THE PROBLEM:
Transcribe all of the material exactly, except for its pictures.

RECORDS SUPPLIED:
++++++++++++++++++++
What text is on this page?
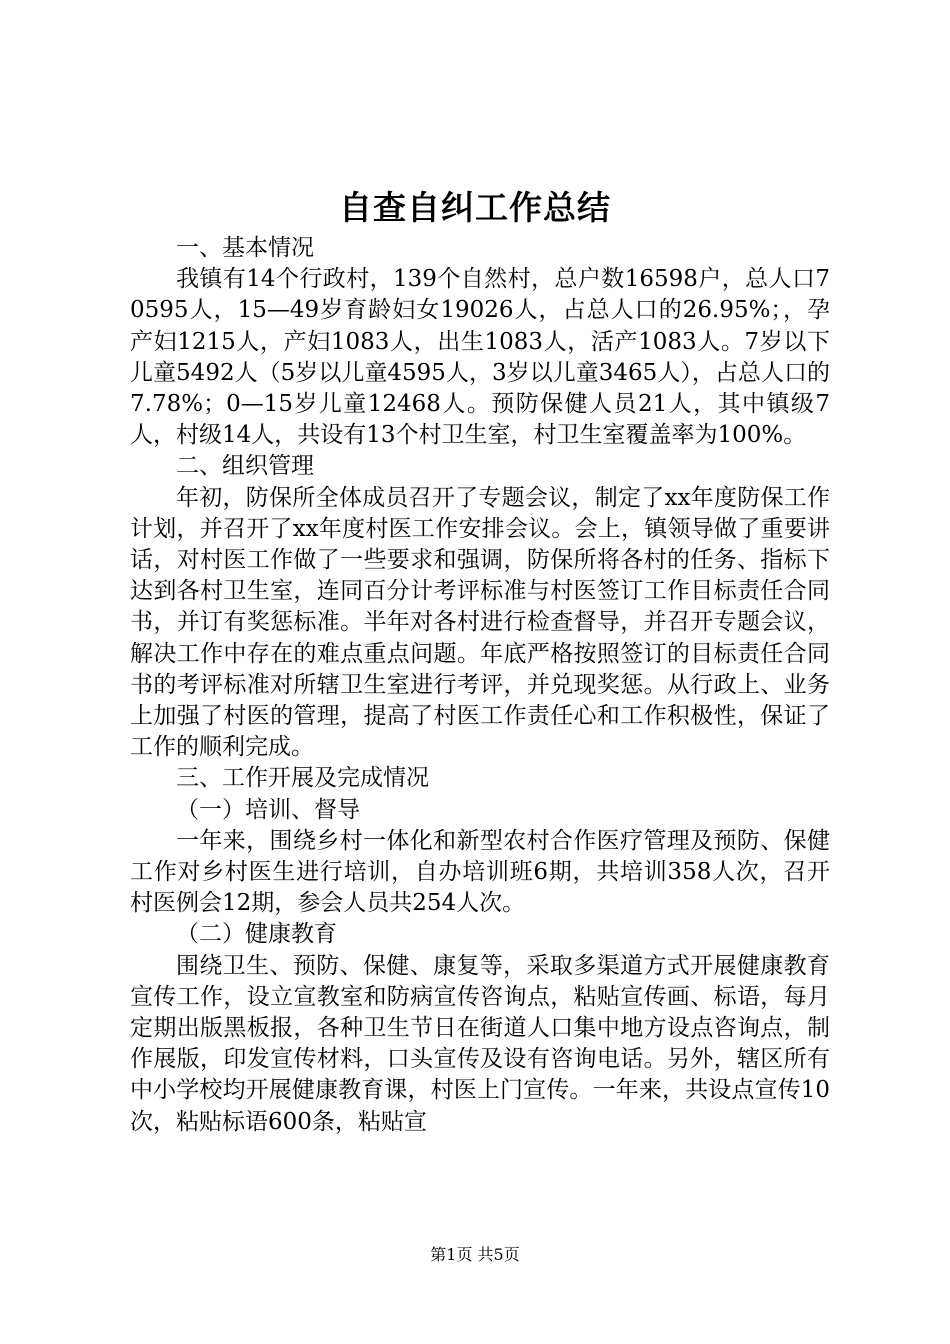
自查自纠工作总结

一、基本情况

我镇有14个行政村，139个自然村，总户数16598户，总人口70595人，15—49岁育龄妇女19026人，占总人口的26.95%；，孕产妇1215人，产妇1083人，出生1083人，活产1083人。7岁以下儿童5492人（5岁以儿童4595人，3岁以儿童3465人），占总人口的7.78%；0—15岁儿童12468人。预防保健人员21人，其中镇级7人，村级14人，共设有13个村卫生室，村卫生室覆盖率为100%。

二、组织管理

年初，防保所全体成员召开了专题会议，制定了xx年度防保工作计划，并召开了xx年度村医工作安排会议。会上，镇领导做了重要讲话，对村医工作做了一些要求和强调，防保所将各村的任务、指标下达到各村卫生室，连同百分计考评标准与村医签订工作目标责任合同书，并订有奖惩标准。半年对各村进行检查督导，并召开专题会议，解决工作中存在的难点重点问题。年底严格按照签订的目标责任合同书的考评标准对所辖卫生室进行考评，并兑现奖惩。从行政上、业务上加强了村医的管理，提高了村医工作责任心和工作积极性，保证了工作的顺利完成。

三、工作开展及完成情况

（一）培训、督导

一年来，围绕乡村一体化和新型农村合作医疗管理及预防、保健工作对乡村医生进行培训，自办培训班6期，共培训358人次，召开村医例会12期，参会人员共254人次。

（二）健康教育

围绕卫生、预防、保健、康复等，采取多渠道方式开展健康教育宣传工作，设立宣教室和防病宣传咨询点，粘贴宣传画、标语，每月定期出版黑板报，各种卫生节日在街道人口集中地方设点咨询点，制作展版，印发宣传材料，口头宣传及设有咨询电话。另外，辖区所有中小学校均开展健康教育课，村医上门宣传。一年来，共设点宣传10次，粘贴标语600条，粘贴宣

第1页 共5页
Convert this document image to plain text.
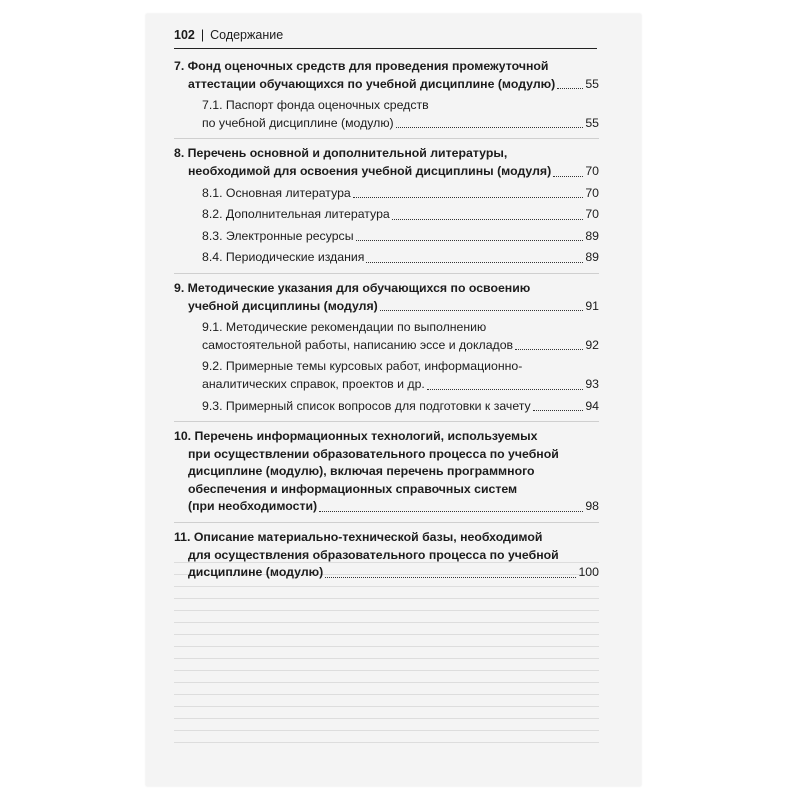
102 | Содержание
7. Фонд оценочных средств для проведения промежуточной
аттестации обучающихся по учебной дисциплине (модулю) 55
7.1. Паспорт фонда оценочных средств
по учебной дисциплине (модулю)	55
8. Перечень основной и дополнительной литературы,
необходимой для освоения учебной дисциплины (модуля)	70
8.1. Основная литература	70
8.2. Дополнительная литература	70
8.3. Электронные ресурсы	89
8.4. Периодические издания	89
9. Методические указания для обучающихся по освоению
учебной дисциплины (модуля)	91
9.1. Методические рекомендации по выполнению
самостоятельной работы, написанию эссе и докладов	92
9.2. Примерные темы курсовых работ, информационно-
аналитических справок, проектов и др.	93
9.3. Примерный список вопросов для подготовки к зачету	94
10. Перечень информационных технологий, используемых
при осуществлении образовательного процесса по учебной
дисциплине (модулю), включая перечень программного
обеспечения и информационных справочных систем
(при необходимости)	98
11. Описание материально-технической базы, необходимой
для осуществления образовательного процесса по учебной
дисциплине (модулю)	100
++++++++++++++++++++
ANSWER:
What text is on this page?
自查自纠工作总结

一、基本情况

我镇有14个行政村，139个自然村，总户数16598户，总人口70595人，15—49岁育龄妇女19026人，占总人口的26.95%；，孕产妇1215人，产妇1083人，出生1083人，活产1083人。7岁以下儿童5492人（5岁以儿童4595人，3岁以儿童3465人），占总人口的7.78%；0—15岁儿童12468人。预防保健人员21人，其中镇级7人，村级14人，共设有13个村卫生室，村卫生室覆盖率为100%。

二、组织管理

年初，防保所全体成员召开了专题会议，制定了xx年度防保工作计划，并召开了xx年度村医工作安排会议。会上，镇领导做了重要讲话，对村医工作做了一些要求和强调，防保所将各村的任务、指标下达到各村卫生室，连同百分计考评标准与村医签订工作目标责任合同书，并订有奖惩标准。半年对各村进行检查督导，并召开专题会议，解决工作中存在的难点重点问题。年底严格按照签订的目标责任合同书的考评标准对所辖卫生室进行考评，并兑现奖惩。从行政上、业务上加强了村医的管理，提高了村医工作责任心和工作积极性，保证了工作的顺利完成。

三、工作开展及完成情况

（一）培训、督导

一年来，围绕乡村一体化和新型农村合作医疗管理及预防、保健工作对乡村医生进行培训，自办培训班6期，共培训358人次，召开村医例会12期，参会人员共254人次。

（二）健康教育

围绕卫生、预防、保健、康复等，采取多渠道方式开展健康教育宣传工作，设立宣教室和防病宣传咨询点，粘贴宣传画、标语，每月定期出版黑板报，各种卫生节日在街道人口集中地方设点咨询点，制作展版，印发宣传材料，口头宣传及设有咨询电话。另外，辖区所有中小学校均开展健康教育课，村医上门宣传。一年来，共设点宣传10次，粘贴标语600条，粘贴宣

第1页 共5页
Convert this document image to plain text.
102 | Содержание
7. Фонд оценочных средств для проведения промежуточной
аттестации обучающихся по учебной дисциплине (модулю) 55
7.1. Паспорт фонда оценочных средств
по учебной дисциплине (модулю)	55
8. Перечень основной и дополнительной литературы,
необходимой для освоения учебной дисциплины (модуля)	70
8.1. Основная литература	70
8.2. Дополнительная литература	70
8.3. Электронные ресурсы	89
8.4. Периодические издания	89
9. Методические указания для обучающихся по освоению
учебной дисциплины (модуля)	91
9.1. Методические рекомендации по выполнению
самостоятельной работы, написанию эссе и докладов	92
9.2. Примерные темы курсовых работ, информационно-
аналитических справок, проектов и др.	93
9.3. Примерный список вопросов для подготовки к зачету	94
10. Перечень информационных технологий, используемых
при осуществлении образовательного процесса по учебной
дисциплине (модулю), включая перечень программного
обеспечения и информационных справочных систем
(при необходимости)	98
11. Описание материально-технической базы, необходимой
для осуществления образовательного процесса по учебной
дисциплине (модулю)	100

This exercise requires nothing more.